Recorded data:

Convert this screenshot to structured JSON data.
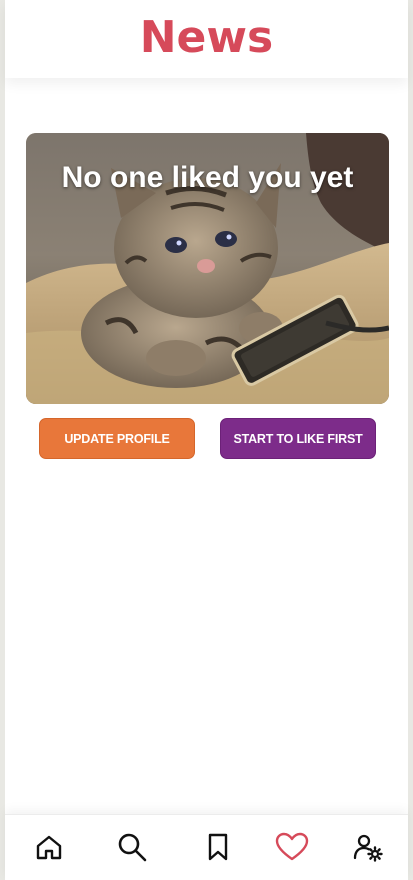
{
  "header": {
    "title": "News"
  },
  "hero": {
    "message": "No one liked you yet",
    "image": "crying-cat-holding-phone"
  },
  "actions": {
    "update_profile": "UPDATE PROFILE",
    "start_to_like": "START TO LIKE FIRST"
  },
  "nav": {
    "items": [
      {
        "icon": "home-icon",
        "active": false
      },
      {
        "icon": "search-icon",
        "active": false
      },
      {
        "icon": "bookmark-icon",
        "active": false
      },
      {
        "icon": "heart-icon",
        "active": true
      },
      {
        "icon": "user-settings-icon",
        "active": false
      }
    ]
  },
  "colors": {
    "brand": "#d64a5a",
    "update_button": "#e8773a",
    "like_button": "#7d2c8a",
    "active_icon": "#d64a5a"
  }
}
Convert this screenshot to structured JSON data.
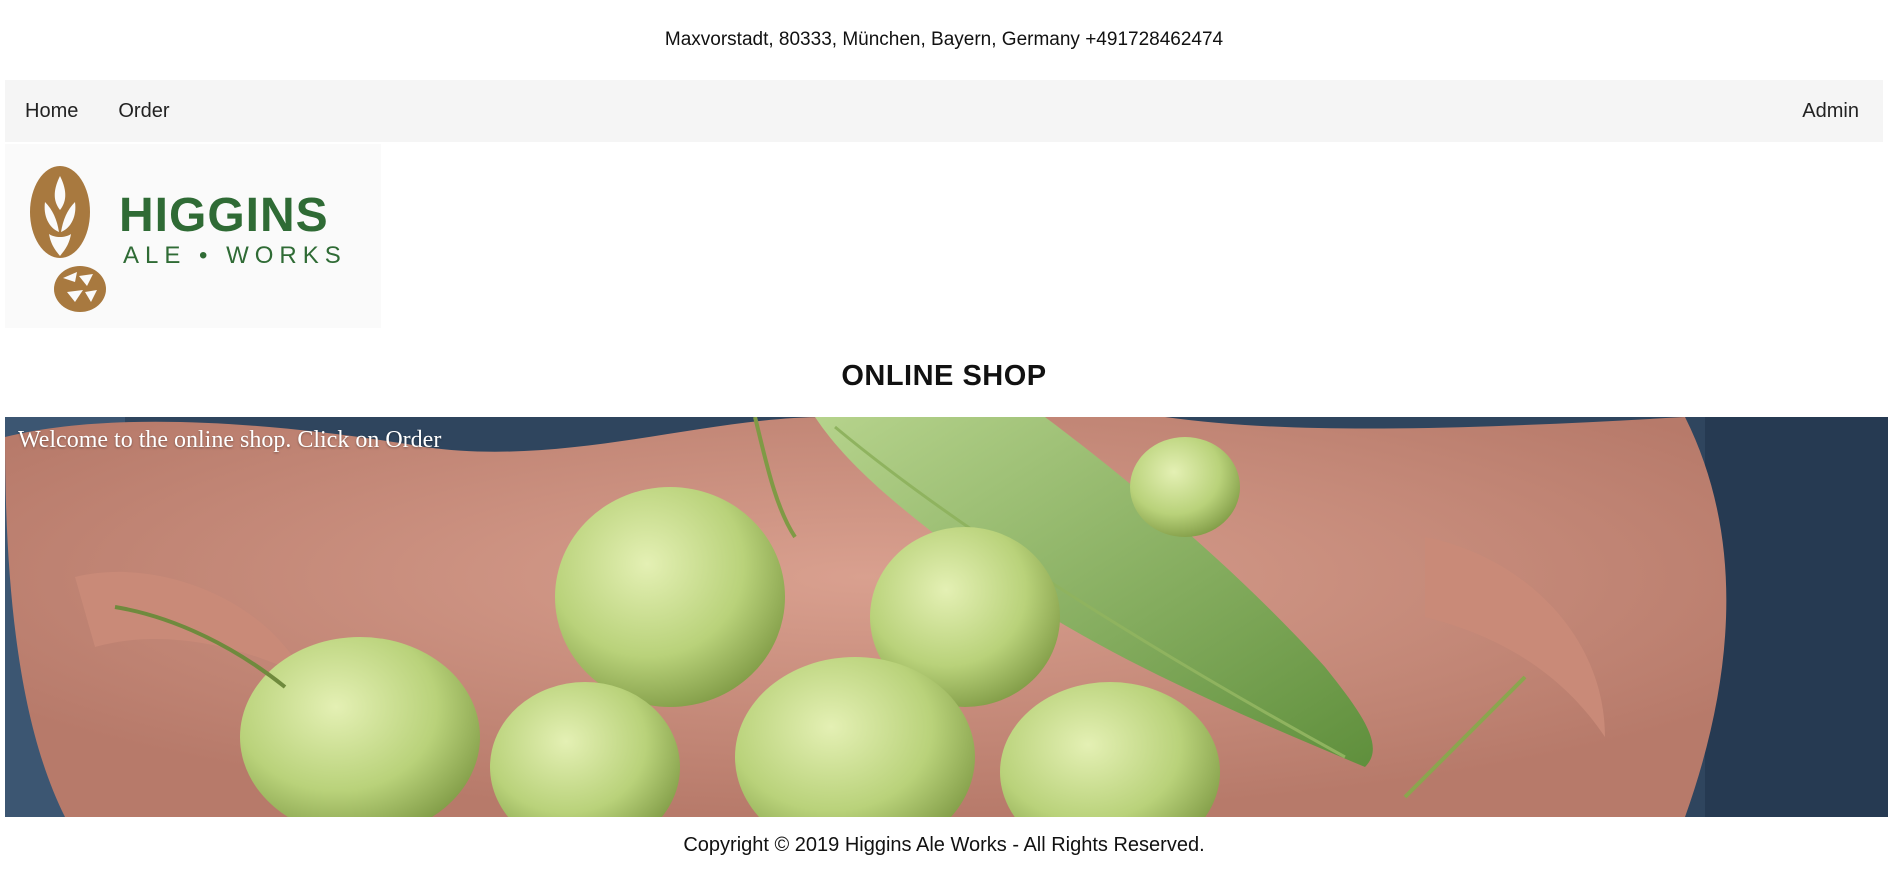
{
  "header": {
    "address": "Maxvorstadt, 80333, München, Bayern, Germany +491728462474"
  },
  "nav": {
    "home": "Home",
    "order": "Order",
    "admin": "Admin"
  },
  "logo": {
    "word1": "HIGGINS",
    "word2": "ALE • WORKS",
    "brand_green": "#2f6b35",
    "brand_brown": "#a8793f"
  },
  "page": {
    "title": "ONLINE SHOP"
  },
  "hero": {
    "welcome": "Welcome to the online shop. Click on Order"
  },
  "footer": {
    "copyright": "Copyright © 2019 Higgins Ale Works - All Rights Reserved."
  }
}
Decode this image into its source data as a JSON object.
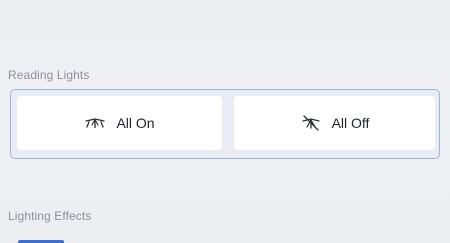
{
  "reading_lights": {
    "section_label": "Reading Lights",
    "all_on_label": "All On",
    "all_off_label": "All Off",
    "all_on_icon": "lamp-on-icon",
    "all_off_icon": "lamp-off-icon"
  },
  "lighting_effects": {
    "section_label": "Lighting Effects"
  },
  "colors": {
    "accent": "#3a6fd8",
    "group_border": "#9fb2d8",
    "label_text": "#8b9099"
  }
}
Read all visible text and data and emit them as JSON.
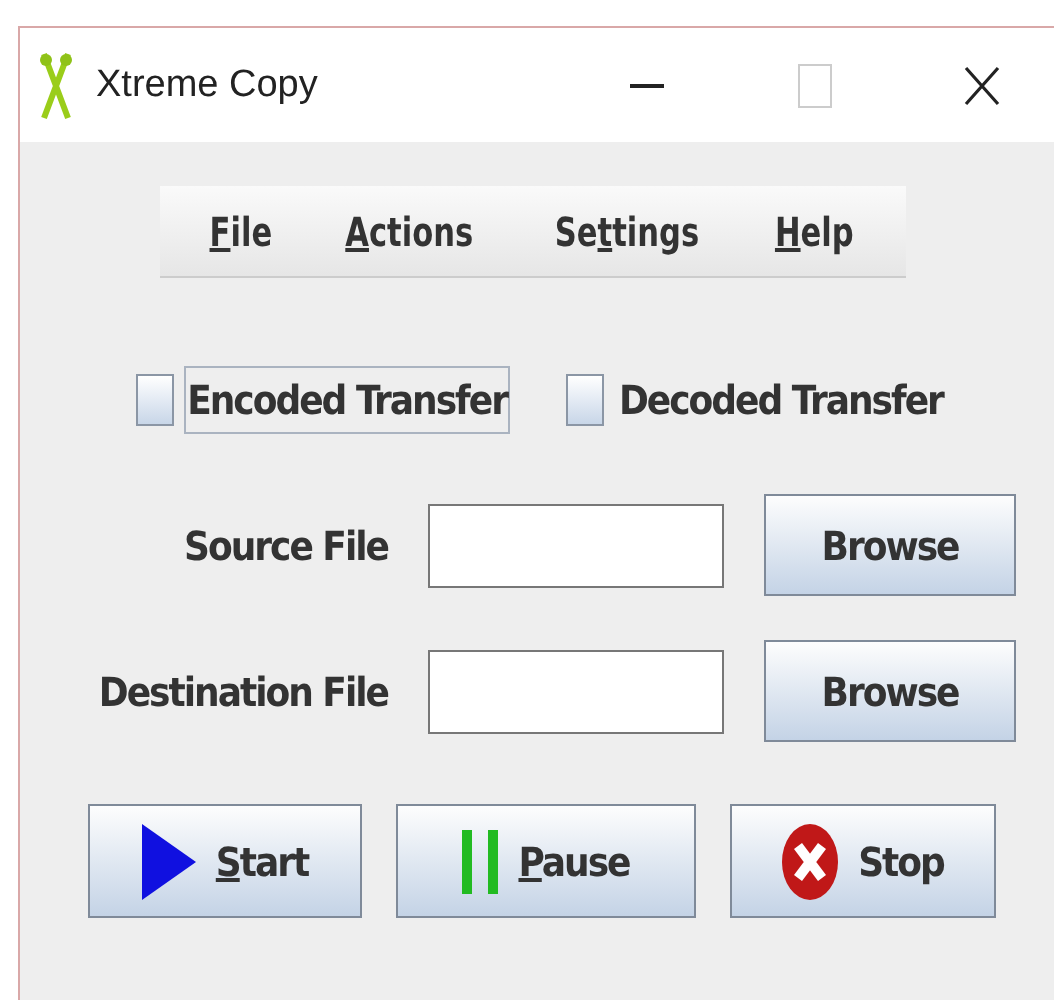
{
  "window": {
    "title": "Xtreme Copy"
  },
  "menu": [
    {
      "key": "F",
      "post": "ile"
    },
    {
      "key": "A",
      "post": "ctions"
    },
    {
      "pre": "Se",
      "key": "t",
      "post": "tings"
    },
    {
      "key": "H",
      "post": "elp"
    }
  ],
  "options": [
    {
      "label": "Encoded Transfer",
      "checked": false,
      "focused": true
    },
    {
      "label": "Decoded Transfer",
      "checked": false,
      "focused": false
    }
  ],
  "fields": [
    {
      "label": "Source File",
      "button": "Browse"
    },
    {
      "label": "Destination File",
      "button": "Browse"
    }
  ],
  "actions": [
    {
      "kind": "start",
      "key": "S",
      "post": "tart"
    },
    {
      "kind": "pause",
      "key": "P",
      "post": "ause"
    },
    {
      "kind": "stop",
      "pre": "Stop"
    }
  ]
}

Task prompt: Reproduce each record from above exactly; pictures do not belong in the copy.

Task result:
Convert this screenshot to structured JSON data.
{
  "header": {
    "title": "News"
  },
  "hero": {
    "message": "No one liked you yet",
    "image": "crying-cat-holding-phone"
  },
  "actions": {
    "update_profile": "UPDATE PROFILE",
    "start_to_like": "START TO LIKE FIRST"
  },
  "nav": {
    "items": [
      {
        "icon": "home-icon",
        "active": false
      },
      {
        "icon": "search-icon",
        "active": false
      },
      {
        "icon": "bookmark-icon",
        "active": false
      },
      {
        "icon": "heart-icon",
        "active": true
      },
      {
        "icon": "user-settings-icon",
        "active": false
      }
    ]
  },
  "colors": {
    "brand": "#d64a5a",
    "update_button": "#e8773a",
    "like_button": "#7d2c8a",
    "active_icon": "#d64a5a"
  }
}
Convert this screenshot to structured JSON data.
{
  "header": {
    "address": "Maxvorstadt, 80333, München, Bayern, Germany +491728462474"
  },
  "nav": {
    "home": "Home",
    "order": "Order",
    "admin": "Admin"
  },
  "logo": {
    "word1": "HIGGINS",
    "word2": "ALE • WORKS",
    "brand_green": "#2f6b35",
    "brand_brown": "#a8793f"
  },
  "page": {
    "title": "ONLINE SHOP"
  },
  "hero": {
    "welcome": "Welcome to the online shop. Click on Order"
  },
  "footer": {
    "copyright": "Copyright © 2019 Higgins Ale Works - All Rights Reserved."
  }
}
Decode this image into its source data as a JSON object.
{
  "reading_lights": {
    "section_label": "Reading Lights",
    "all_on_label": "All On",
    "all_off_label": "All Off",
    "all_on_icon": "lamp-on-icon",
    "all_off_icon": "lamp-off-icon"
  },
  "lighting_effects": {
    "section_label": "Lighting Effects"
  },
  "colors": {
    "accent": "#3a6fd8",
    "group_border": "#9fb2d8",
    "label_text": "#8b9099"
  }
}
Read all visible text and data and emit them as JSON.
{
  "window": {
    "title": "Xtreme Copy"
  },
  "menu": [
    {
      "key": "F",
      "post": "ile"
    },
    {
      "key": "A",
      "post": "ctions"
    },
    {
      "pre": "Se",
      "key": "t",
      "post": "tings"
    },
    {
      "key": "H",
      "post": "elp"
    }
  ],
  "options": [
    {
      "label": "Encoded Transfer",
      "checked": false,
      "focused": true
    },
    {
      "label": "Decoded Transfer",
      "checked": false,
      "focused": false
    }
  ],
  "fields": [
    {
      "label": "Source File",
      "button": "Browse"
    },
    {
      "label": "Destination File",
      "button": "Browse"
    }
  ],
  "actions": [
    {
      "kind": "start",
      "key": "S",
      "post": "tart"
    },
    {
      "kind": "pause",
      "key": "P",
      "post": "ause"
    },
    {
      "kind": "stop",
      "pre": "Stop"
    }
  ]
}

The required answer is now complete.